TASK TO COMPLETE -> Reproduce all of the material word for word.
· · · · ·
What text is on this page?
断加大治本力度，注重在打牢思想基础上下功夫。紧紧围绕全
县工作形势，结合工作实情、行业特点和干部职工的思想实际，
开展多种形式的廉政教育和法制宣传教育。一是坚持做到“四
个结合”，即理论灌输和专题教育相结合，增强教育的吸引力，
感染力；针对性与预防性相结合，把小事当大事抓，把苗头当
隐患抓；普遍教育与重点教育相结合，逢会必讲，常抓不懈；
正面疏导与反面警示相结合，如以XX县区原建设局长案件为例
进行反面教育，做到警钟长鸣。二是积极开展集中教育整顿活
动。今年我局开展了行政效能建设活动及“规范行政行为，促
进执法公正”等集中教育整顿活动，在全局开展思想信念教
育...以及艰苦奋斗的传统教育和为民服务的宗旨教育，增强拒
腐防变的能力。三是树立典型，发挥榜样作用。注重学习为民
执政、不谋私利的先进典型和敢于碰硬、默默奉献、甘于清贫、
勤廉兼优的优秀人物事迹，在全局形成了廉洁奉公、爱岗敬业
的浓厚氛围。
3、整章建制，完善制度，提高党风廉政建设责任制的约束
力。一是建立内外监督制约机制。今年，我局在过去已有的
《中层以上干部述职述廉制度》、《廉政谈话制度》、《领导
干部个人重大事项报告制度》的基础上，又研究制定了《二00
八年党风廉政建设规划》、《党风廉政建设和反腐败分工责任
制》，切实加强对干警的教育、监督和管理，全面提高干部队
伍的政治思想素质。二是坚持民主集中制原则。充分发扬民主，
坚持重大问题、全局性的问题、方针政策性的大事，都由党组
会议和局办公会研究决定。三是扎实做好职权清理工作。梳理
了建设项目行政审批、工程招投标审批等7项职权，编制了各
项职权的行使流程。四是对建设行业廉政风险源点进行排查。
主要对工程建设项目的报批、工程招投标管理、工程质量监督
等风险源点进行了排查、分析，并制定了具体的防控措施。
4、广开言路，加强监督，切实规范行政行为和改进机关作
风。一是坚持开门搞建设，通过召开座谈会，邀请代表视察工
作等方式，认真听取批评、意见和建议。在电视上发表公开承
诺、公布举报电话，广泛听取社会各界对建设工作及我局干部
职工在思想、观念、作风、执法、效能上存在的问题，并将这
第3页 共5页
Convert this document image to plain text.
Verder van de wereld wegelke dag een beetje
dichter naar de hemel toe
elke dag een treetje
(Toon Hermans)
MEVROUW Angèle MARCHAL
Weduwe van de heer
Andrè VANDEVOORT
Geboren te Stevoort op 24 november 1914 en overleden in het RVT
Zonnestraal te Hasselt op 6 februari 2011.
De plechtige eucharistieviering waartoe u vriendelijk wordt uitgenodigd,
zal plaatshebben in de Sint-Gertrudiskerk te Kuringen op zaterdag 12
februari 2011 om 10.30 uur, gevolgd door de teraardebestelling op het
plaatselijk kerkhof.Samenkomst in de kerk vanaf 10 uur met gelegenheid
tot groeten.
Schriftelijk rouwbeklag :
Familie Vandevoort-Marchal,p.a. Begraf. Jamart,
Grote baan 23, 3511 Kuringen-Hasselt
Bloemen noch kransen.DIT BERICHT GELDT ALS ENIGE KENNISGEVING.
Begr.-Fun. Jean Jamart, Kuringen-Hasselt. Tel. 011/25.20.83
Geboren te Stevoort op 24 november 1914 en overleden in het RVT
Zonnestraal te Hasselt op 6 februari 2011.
· · · · ·
EXERCISE ANSWER ->
What text is on this page?
断加大治本力度，注重在打牢思想基础上下功夫。紧紧围绕全
县工作形势，结合工作实情、行业特点和干部职工的思想实际，
开展多种形式的廉政教育和法制宣传教育。一是坚持做到“四
个结合”，即理论灌输和专题教育相结合，增强教育的吸引力，
感染力；针对性与预防性相结合，把小事当大事抓，把苗头当
隐患抓；普遍教育与重点教育相结合，逢会必讲，常抓不懈；
正面疏导与反面警示相结合，如以XX县区原建设局长案件为例
进行反面教育，做到警钟长鸣。二是积极开展集中教育整顿活
动。今年我局开展了行政效能建设活动及“规范行政行为，促
进执法公正”等集中教育整顿活动，在全局开展思想信念教
育...以及艰苦奋斗的传统教育和为民服务的宗旨教育，增强拒
腐防变的能力。三是树立典型，发挥榜样作用。注重学习为民
执政、不谋私利的先进典型和敢于碰硬、默默奉献、甘于清贫、
勤廉兼优的优秀人物事迹，在全局形成了廉洁奉公、爱岗敬业
的浓厚氛围。
3、整章建制，完善制度，提高党风廉政建设责任制的约束
力。一是建立内外监督制约机制。今年，我局在过去已有的
《中层以上干部述职述廉制度》、《廉政谈话制度》、《领导
干部个人重大事项报告制度》的基础上，又研究制定了《二00
八年党风廉政建设规划》、《党风廉政建设和反腐败分工责任
制》，切实加强对干警的教育、监督和管理，全面提高干部队
伍的政治思想素质。二是坚持民主集中制原则。充分发扬民主，
坚持重大问题、全局性的问题、方针政策性的大事，都由党组
会议和局办公会研究决定。三是扎实做好职权清理工作。梳理
了建设项目行政审批、工程招投标审批等7项职权，编制了各
项职权的行使流程。四是对建设行业廉政风险源点进行排查。
主要对工程建设项目的报批、工程招投标管理、工程质量监督
等风险源点进行了排查、分析，并制定了具体的防控措施。
4、广开言路，加强监督，切实规范行政行为和改进机关作
风。一是坚持开门搞建设，通过召开座谈会，邀请代表视察工
作等方式，认真听取批评、意见和建议。在电视上发表公开承
诺、公布举报电话，广泛听取社会各界对建设工作及我局干部
职工在思想、观念、作风、执法、效能上存在的问题，并将这
第3页 共5页
Convert this document image to plain text.
Verder van de wereld wegelke dag een beetje
dichter naar de hemel toe
elke dag een treetje
(Toon Hermans)
MEVROUW Angèle MARCHAL
Weduwe van de heer
Andrè VANDEVOORT
Geboren te Stevoort op 24 november 1914 en overleden in het RVT
Zonnestraal te Hasselt op 6 februari 2011.
De plechtige eucharistieviering waartoe u vriendelijk wordt uitgenodigd,
zal plaatshebben in de Sint-Gertrudiskerk te Kuringen op zaterdag 12
februari 2011 om 10.30 uur, gevolgd door de teraardebestelling op het
plaatselijk kerkhof.Samenkomst in de kerk vanaf 10 uur met gelegenheid
tot groeten.
Schriftelijk rouwbeklag :
Familie Vandevoort-Marchal,p.a. Begraf. Jamart,
Grote baan 23, 3511 Kuringen-Hasselt
Bloemen noch kransen.DIT BERICHT GELDT ALS ENIGE KENNISGEVING.
Begr.-Fun. Jean Jamart, Kuringen-Hasselt. Tel. 011/25.20.83
Geboren te Stevoort op 24 november 1914 en overleden in het RVT
Zonnestraal te Hasselt op 6 februari 2011.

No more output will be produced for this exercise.